Written task - Count the lines below that contain the word "while", and give only that number.

(Data records)
——————
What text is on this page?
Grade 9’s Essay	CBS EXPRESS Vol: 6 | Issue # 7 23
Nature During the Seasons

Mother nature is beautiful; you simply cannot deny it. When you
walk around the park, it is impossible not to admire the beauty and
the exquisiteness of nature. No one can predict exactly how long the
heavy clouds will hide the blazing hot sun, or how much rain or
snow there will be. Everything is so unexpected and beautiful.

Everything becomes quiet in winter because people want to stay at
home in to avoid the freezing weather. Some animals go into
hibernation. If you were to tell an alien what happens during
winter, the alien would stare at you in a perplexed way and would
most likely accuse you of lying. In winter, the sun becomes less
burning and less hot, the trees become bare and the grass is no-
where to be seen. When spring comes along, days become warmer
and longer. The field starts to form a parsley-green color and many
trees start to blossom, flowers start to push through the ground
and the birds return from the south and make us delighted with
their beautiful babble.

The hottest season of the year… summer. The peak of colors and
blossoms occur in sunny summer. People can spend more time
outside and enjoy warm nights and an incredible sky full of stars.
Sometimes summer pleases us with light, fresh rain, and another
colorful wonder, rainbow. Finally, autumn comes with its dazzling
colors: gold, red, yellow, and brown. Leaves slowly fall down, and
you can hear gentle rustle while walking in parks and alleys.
——————
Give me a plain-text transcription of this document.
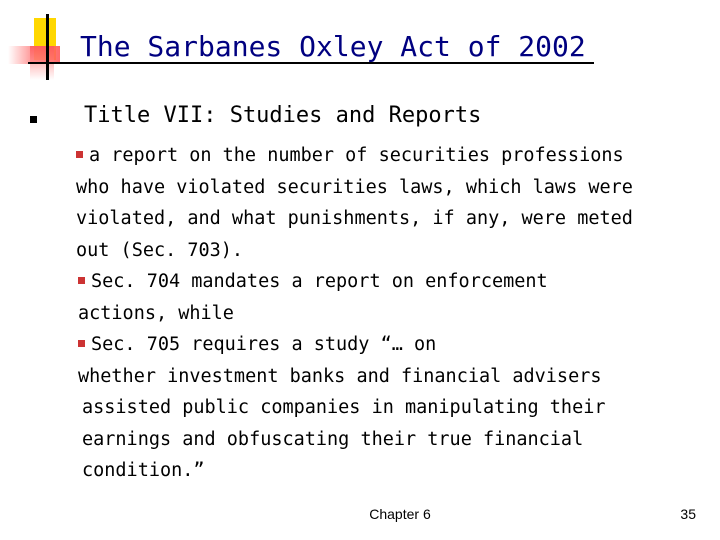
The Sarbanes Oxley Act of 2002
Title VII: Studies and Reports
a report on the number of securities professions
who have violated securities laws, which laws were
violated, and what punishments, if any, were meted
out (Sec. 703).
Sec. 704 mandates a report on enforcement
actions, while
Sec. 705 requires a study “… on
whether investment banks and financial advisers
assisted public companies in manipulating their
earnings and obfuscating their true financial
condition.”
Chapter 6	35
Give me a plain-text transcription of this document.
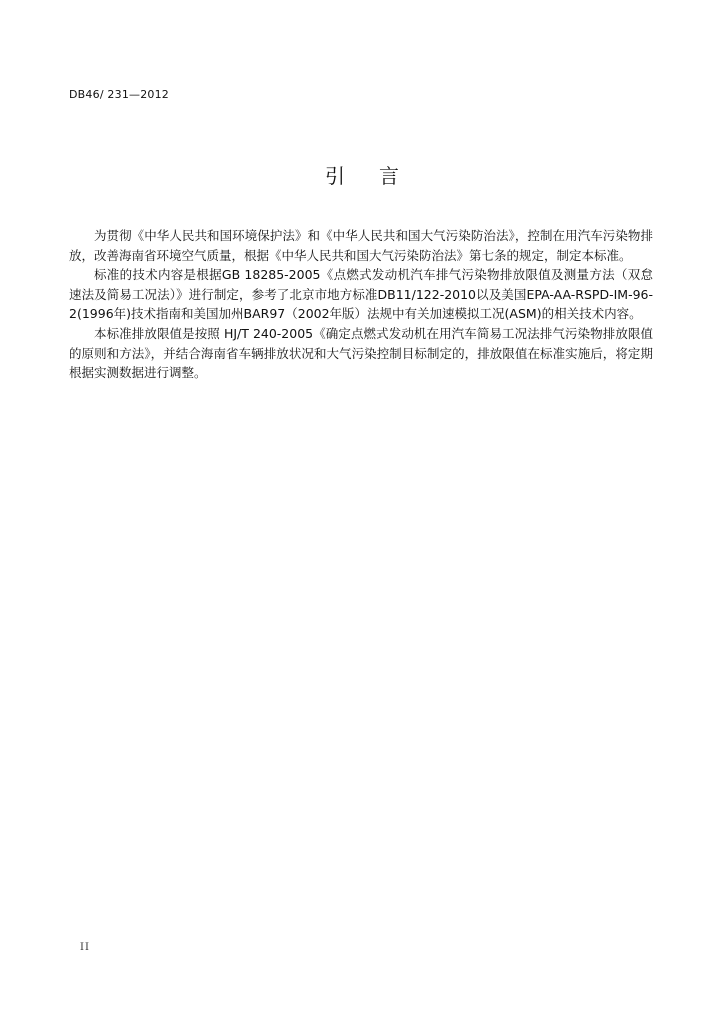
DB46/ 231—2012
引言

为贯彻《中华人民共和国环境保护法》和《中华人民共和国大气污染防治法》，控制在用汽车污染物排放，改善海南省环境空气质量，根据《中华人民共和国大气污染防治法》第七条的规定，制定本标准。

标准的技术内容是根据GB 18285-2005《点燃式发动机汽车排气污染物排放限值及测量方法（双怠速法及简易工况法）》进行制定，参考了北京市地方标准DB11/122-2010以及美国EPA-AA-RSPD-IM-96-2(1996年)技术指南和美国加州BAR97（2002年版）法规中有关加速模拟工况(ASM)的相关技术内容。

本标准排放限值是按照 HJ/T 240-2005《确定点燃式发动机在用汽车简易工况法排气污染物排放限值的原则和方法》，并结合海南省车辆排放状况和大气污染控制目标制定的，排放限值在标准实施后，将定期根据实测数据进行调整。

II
——————
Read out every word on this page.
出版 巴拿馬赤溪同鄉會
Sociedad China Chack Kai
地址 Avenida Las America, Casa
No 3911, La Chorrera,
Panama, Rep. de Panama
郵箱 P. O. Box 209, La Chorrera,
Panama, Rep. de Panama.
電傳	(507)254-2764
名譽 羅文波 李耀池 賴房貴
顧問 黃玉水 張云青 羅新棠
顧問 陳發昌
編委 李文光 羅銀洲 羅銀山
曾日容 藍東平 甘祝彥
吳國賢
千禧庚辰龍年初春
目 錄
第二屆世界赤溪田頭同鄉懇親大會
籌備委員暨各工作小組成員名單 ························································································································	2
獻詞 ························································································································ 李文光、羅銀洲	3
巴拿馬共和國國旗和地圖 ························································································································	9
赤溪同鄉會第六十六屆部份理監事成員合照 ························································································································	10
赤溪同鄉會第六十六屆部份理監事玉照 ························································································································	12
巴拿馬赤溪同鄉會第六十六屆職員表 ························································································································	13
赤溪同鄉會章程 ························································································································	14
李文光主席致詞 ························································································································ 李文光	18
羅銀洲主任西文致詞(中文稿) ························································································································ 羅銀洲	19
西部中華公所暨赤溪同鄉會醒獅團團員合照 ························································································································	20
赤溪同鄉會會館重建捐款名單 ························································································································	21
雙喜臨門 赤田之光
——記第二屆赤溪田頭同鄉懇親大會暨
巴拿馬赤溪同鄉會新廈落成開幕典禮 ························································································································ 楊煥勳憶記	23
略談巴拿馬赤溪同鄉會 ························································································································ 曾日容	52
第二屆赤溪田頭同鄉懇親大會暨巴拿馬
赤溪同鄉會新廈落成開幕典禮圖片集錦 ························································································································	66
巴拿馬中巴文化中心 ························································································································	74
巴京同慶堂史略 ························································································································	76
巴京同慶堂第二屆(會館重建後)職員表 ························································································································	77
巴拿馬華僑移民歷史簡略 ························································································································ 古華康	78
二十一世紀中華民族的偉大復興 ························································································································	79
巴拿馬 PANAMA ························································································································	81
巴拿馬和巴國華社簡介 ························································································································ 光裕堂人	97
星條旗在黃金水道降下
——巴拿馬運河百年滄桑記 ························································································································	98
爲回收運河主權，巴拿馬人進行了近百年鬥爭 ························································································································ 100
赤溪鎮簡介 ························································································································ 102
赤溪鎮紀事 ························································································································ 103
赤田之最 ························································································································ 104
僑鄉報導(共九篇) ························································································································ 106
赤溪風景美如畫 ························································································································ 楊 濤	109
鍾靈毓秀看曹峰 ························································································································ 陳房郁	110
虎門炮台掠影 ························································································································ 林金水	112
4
——————
The output - 2